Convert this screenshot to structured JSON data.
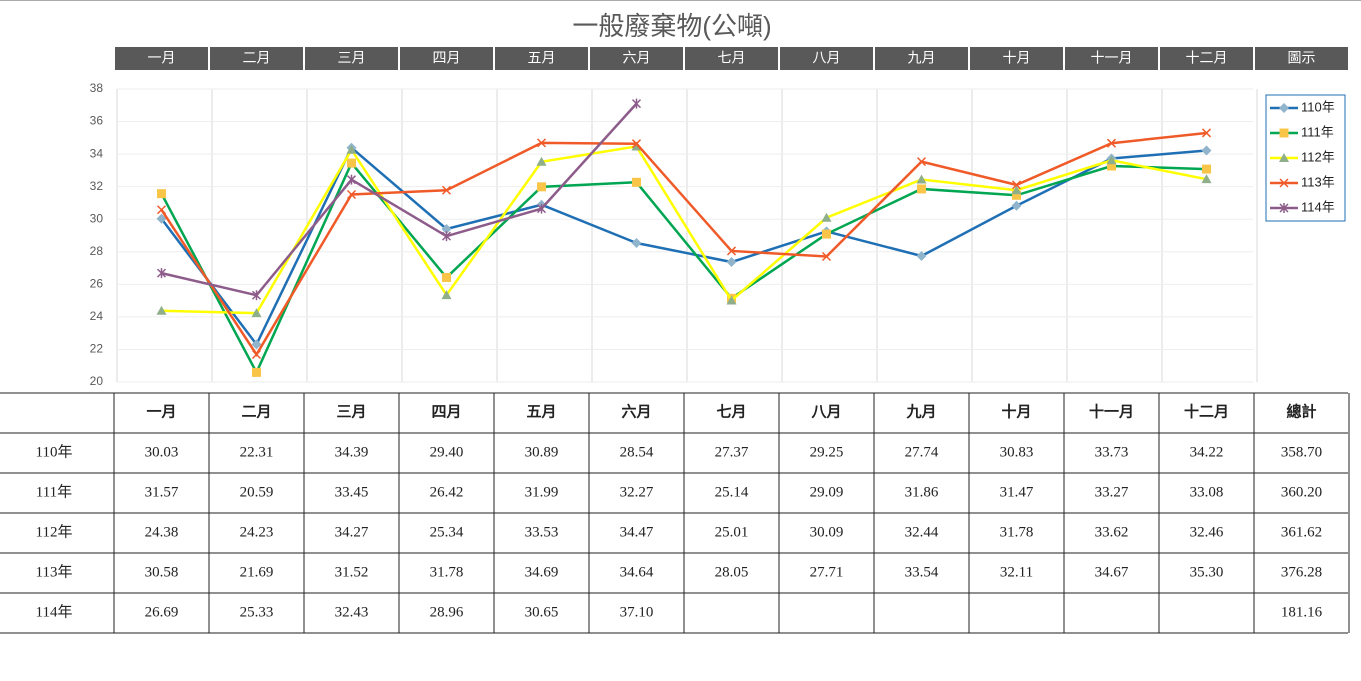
{
  "chart_data": {
    "type": "line",
    "title": "一般廢棄物(公噸)",
    "legend_header": "圖示",
    "categories": [
      "一月",
      "二月",
      "三月",
      "四月",
      "五月",
      "六月",
      "七月",
      "八月",
      "九月",
      "十月",
      "十一月",
      "十二月"
    ],
    "ylim": [
      20,
      38
    ],
    "yticks": [
      20,
      22,
      24,
      26,
      28,
      30,
      32,
      34,
      36,
      38
    ],
    "grid": true,
    "legend": "right",
    "series": [
      {
        "name": "110年",
        "color": "#1f6fb5",
        "marker": "diamond",
        "marker_color": "#8fb4cc",
        "values": [
          30.03,
          22.31,
          34.39,
          29.4,
          30.89,
          28.54,
          27.37,
          29.25,
          27.74,
          30.83,
          33.73,
          34.22
        ],
        "value_labels": [
          "30.03",
          "22.31",
          "34.39",
          "29.40",
          "30.89",
          "28.54",
          "27.37",
          "29.25",
          "27.74",
          "30.83",
          "33.73",
          "34.22"
        ]
      },
      {
        "name": "111年",
        "color": "#00a651",
        "marker": "square",
        "marker_color": "#f9c549",
        "values": [
          31.57,
          20.59,
          33.45,
          26.42,
          31.99,
          32.27,
          25.14,
          29.09,
          31.86,
          31.47,
          33.27,
          33.08
        ],
        "value_labels": [
          "31.57",
          "20.59",
          "33.45",
          "26.42",
          "31.99",
          "32.27",
          "25.14",
          "29.09",
          "31.86",
          "31.47",
          "33.27",
          "33.08"
        ]
      },
      {
        "name": "112年",
        "color": "#ffff00",
        "marker": "triangle",
        "marker_color": "#8fae8a",
        "values": [
          24.38,
          24.23,
          34.27,
          25.34,
          33.53,
          34.47,
          25.01,
          30.09,
          32.44,
          31.78,
          33.62,
          32.46
        ],
        "value_labels": [
          "24.38",
          "24.23",
          "34.27",
          "25.34",
          "33.53",
          "34.47",
          "25.01",
          "30.09",
          "32.44",
          "31.78",
          "33.62",
          "32.46"
        ]
      },
      {
        "name": "113年",
        "color": "#f05a28",
        "marker": "x",
        "marker_color": "#f05a28",
        "values": [
          30.58,
          21.69,
          31.52,
          31.78,
          34.69,
          34.64,
          28.05,
          27.71,
          33.54,
          32.11,
          34.67,
          35.3
        ],
        "value_labels": [
          "30.58",
          "21.69",
          "31.52",
          "31.78",
          "34.69",
          "34.64",
          "28.05",
          "27.71",
          "33.54",
          "32.11",
          "34.67",
          "35.30"
        ]
      },
      {
        "name": "114年",
        "color": "#8e5c8a",
        "marker": "star",
        "marker_color": "#8e5c8a",
        "values": [
          26.69,
          25.33,
          32.43,
          28.96,
          30.65,
          37.1,
          null,
          null,
          null,
          null,
          null,
          null
        ],
        "value_labels": [
          "26.69",
          "25.33",
          "32.43",
          "28.96",
          "30.65",
          "37.10",
          null,
          null,
          null,
          null,
          null,
          null
        ]
      }
    ]
  },
  "table": {
    "total_header": "總計",
    "totals": [
      "358.70",
      "360.20",
      "361.62",
      "376.28",
      "181.16"
    ]
  }
}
● ● ●
* _The task_
Count every line of the records that holds "name". State the number, nothing else.

* _Exercise result_
5